Start MATERIAL SUPPLIED
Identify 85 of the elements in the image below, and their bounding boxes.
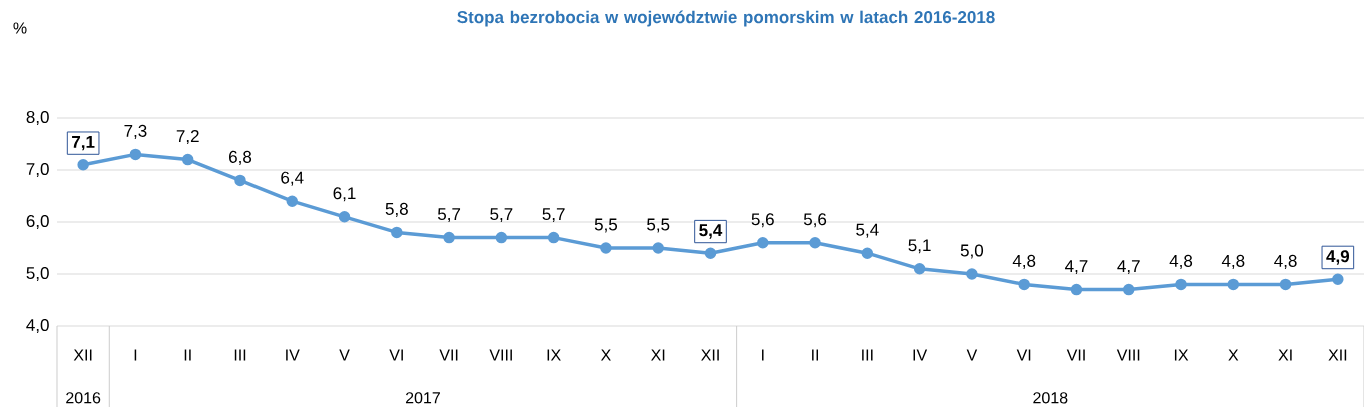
x-tick-label: XII	[701, 349, 719, 361]
data-label: 5,4	[856, 223, 879, 238]
data-label: 4,8	[1012, 254, 1036, 269]
x-tick-label: IV	[913, 349, 928, 361]
x-tick-label: III	[862, 349, 873, 361]
x-tick-label: XI	[651, 349, 665, 361]
x-tick-label: I	[134, 349, 137, 361]
x-tick-label: IX	[1174, 349, 1189, 361]
point	[861, 247, 874, 259]
point	[966, 268, 978, 280]
point	[913, 263, 926, 275]
y-axis-title: %	[13, 22, 27, 34]
data-label: 4,8	[1274, 254, 1297, 269]
y-tick-label: 5,0	[26, 266, 49, 282]
x-tick-label: II	[184, 349, 191, 361]
x-tick-label: X	[600, 349, 611, 361]
data-label: 4,8	[1221, 254, 1245, 269]
data-label: 5,5	[647, 218, 670, 233]
text: 2016	[66, 392, 101, 404]
point	[704, 247, 717, 259]
point	[338, 211, 351, 223]
x-tick-label: VII	[1066, 349, 1085, 361]
x-tick-label: II	[812, 349, 819, 361]
x-tick-label: I	[762, 349, 764, 361]
x-tick-label: V	[966, 349, 978, 361]
x-tick-label: XI	[1278, 349, 1292, 361]
x-tick-label: X	[1228, 349, 1239, 361]
point	[1070, 283, 1083, 296]
x-tick-label: XII	[1328, 349, 1347, 361]
x-tick-label: III	[234, 349, 246, 361]
point	[129, 148, 142, 161]
data-label: 5,1	[908, 239, 931, 254]
point	[1332, 273, 1344, 285]
text: 2018	[1033, 392, 1068, 404]
y-tick-label: 7,0	[26, 162, 49, 178]
data-label: 4,7	[1117, 260, 1140, 275]
data-label: 5,7	[490, 208, 513, 223]
point	[1175, 278, 1187, 291]
data-label: 7,2	[176, 130, 199, 145]
x-tick-label: IX	[547, 349, 561, 361]
point	[1227, 278, 1240, 291]
data-label: 6,4	[281, 171, 304, 186]
chart-title: Stopa bezrobocia w województwie pomorskim w latach 2016-2018	[457, 10, 995, 27]
x-tick-label: VI	[1016, 349, 1031, 361]
x-tick-label: VII	[439, 349, 458, 361]
data-label: 7,3	[124, 124, 147, 139]
point	[181, 153, 194, 166]
y-tick-label: 6,0	[26, 214, 49, 230]
point	[547, 231, 560, 244]
data-label: 5,4	[699, 224, 723, 239]
point	[391, 226, 403, 239]
x-tick-label: VIII	[489, 349, 512, 361]
point	[77, 159, 89, 171]
point	[1123, 283, 1135, 296]
text: 2017	[405, 392, 440, 404]
data-label: 5,6	[751, 213, 774, 228]
x-tick-label: XII	[73, 349, 92, 361]
point	[757, 237, 769, 249]
x-tick-label: VIII	[1116, 349, 1140, 361]
data-label: 5,8	[385, 202, 408, 217]
x-tick-label: VI	[389, 349, 403, 361]
data-label: 6,1	[333, 187, 356, 202]
data-label: 6,8	[229, 150, 252, 165]
x-tick-label: V	[339, 349, 350, 361]
data-label: 4,9	[1326, 250, 1350, 265]
point	[443, 231, 455, 244]
y-tick-label: 8,0	[26, 110, 49, 126]
data-label: 5,0	[960, 244, 984, 259]
point	[809, 237, 821, 249]
point	[1018, 278, 1030, 291]
point	[600, 242, 612, 254]
data-label: 5,5	[594, 218, 618, 233]
point	[286, 195, 298, 207]
data-label: 7,1	[72, 135, 95, 151]
y-tick-label: 4,0	[26, 318, 49, 334]
data-label: 5,7	[542, 208, 565, 223]
point	[234, 174, 246, 187]
data-label: 4,8	[1169, 254, 1193, 269]
data-label: 5,6	[803, 213, 827, 228]
data-label: 4,7	[1065, 260, 1088, 275]
data-label: 5,7	[437, 208, 461, 223]
point	[1279, 278, 1292, 291]
x-tick-label: IV	[286, 349, 300, 361]
point	[495, 231, 508, 244]
point	[652, 242, 664, 254]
End MATERIAL SUPPLIED
▶ WHAT YOU WILL DO: Reproduce all of the material above line for line, leaving out the pictures.

▶ SOLUTION TO THE EXERCISE:
Identify 85 of the elements in the image below, and their bounding boxes.
x-tick-label: XII	[701, 349, 719, 361]
data-label: 5,4	[856, 223, 879, 238]
data-label: 4,8	[1012, 254, 1036, 269]
x-tick-label: IV	[913, 349, 928, 361]
x-tick-label: III	[862, 349, 873, 361]
x-tick-label: XI	[651, 349, 665, 361]
x-tick-label: I	[134, 349, 137, 361]
x-tick-label: IX	[1174, 349, 1189, 361]
point	[861, 247, 874, 259]
point	[966, 268, 978, 280]
point	[913, 263, 926, 275]
y-axis-title: %	[13, 22, 27, 34]
data-label: 4,8	[1274, 254, 1297, 269]
y-tick-label: 5,0	[26, 266, 49, 282]
x-tick-label: II	[184, 349, 191, 361]
x-tick-label: X	[600, 349, 611, 361]
data-label: 4,8	[1221, 254, 1245, 269]
data-label: 5,5	[647, 218, 670, 233]
text: 2016	[66, 392, 101, 404]
point	[704, 247, 717, 259]
point	[338, 211, 351, 223]
x-tick-label: VII	[1066, 349, 1085, 361]
x-tick-label: II	[812, 349, 819, 361]
x-tick-label: I	[762, 349, 764, 361]
x-tick-label: V	[966, 349, 978, 361]
x-tick-label: XI	[1278, 349, 1292, 361]
x-tick-label: X	[1228, 349, 1239, 361]
point	[1070, 283, 1083, 296]
x-tick-label: XII	[1328, 349, 1347, 361]
x-tick-label: III	[234, 349, 246, 361]
point	[129, 148, 142, 161]
data-label: 5,1	[908, 239, 931, 254]
point	[1332, 273, 1344, 285]
text: 2018	[1033, 392, 1068, 404]
y-tick-label: 7,0	[26, 162, 49, 178]
data-label: 4,7	[1117, 260, 1140, 275]
data-label: 5,7	[490, 208, 513, 223]
point	[1175, 278, 1187, 291]
data-label: 7,2	[176, 130, 199, 145]
x-tick-label: IX	[547, 349, 561, 361]
point	[1227, 278, 1240, 291]
data-label: 6,4	[281, 171, 304, 186]
chart-title: Stopa bezrobocia w województwie pomorskim w latach 2016-2018	[457, 10, 995, 27]
x-tick-label: VI	[1016, 349, 1031, 361]
x-tick-label: VII	[439, 349, 458, 361]
data-label: 7,3	[124, 124, 147, 139]
point	[181, 153, 194, 166]
y-tick-label: 6,0	[26, 214, 49, 230]
point	[547, 231, 560, 244]
data-label: 5,4	[699, 224, 723, 239]
point	[391, 226, 403, 239]
x-tick-label: VIII	[489, 349, 512, 361]
point	[77, 159, 89, 171]
point	[1123, 283, 1135, 296]
text: 2017	[405, 392, 440, 404]
data-label: 5,6	[751, 213, 774, 228]
x-tick-label: XII	[73, 349, 92, 361]
point	[757, 237, 769, 249]
x-tick-label: VIII	[1116, 349, 1140, 361]
data-label: 5,8	[385, 202, 408, 217]
x-tick-label: VI	[389, 349, 403, 361]
data-label: 6,1	[333, 187, 356, 202]
data-label: 6,8	[229, 150, 252, 165]
x-tick-label: V	[339, 349, 350, 361]
data-label: 4,9	[1326, 250, 1350, 265]
point	[443, 231, 455, 244]
y-tick-label: 8,0	[26, 110, 49, 126]
data-label: 5,0	[960, 244, 984, 259]
point	[809, 237, 821, 249]
point	[1018, 278, 1030, 291]
point	[600, 242, 612, 254]
data-label: 5,5	[594, 218, 618, 233]
point	[286, 195, 298, 207]
data-label: 7,1	[72, 135, 95, 151]
y-tick-label: 4,0	[26, 318, 49, 334]
data-label: 5,7	[542, 208, 565, 223]
point	[234, 174, 246, 187]
data-label: 4,8	[1169, 254, 1193, 269]
data-label: 5,6	[803, 213, 827, 228]
data-label: 4,7	[1065, 260, 1088, 275]
data-label: 5,7	[437, 208, 461, 223]
point	[1279, 278, 1292, 291]
x-tick-label: IV	[286, 349, 300, 361]
point	[495, 231, 508, 244]
point	[652, 242, 664, 254]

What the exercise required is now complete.